## begin Supplied data

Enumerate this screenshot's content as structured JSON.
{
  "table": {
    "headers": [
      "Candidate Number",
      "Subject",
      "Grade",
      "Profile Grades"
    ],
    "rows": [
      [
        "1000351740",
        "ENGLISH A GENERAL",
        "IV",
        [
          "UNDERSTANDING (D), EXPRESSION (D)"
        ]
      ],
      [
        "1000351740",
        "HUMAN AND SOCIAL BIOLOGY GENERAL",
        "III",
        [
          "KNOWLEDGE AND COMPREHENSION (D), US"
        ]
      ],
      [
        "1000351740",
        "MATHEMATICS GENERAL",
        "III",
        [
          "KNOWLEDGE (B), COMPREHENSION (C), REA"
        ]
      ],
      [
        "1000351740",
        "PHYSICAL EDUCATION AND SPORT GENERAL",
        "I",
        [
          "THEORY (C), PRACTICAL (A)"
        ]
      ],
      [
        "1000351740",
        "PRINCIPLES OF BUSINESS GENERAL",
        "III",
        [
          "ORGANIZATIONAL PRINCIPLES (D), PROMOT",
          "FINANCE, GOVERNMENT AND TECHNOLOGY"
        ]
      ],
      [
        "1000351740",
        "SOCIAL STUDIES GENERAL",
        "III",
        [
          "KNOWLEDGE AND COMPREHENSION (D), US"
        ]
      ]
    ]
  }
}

## end Supplied data

Instructions for the task. Write out the full listing exactly as given.

The reply.
Enumerate this screenshot's content as structured JSON.
{
  "table": {
    "headers": [
      "Candidate Number",
      "Subject",
      "Grade",
      "Profile Grades"
    ],
    "rows": [
      [
        "1000351740",
        "ENGLISH A GENERAL",
        "IV",
        [
          "UNDERSTANDING (D), EXPRESSION (D)"
        ]
      ],
      [
        "1000351740",
        "HUMAN AND SOCIAL BIOLOGY GENERAL",
        "III",
        [
          "KNOWLEDGE AND COMPREHENSION (D), US"
        ]
      ],
      [
        "1000351740",
        "MATHEMATICS GENERAL",
        "III",
        [
          "KNOWLEDGE (B), COMPREHENSION (C), REA"
        ]
      ],
      [
        "1000351740",
        "PHYSICAL EDUCATION AND SPORT GENERAL",
        "I",
        [
          "THEORY (C), PRACTICAL (A)"
        ]
      ],
      [
        "1000351740",
        "PRINCIPLES OF BUSINESS GENERAL",
        "III",
        [
          "ORGANIZATIONAL PRINCIPLES (D), PROMOT",
          "FINANCE, GOVERNMENT AND TECHNOLOGY"
        ]
      ],
      [
        "1000351740",
        "SOCIAL STUDIES GENERAL",
        "III",
        [
          "KNOWLEDGE AND COMPREHENSION (D), US"
        ]
      ]
    ]
  }
}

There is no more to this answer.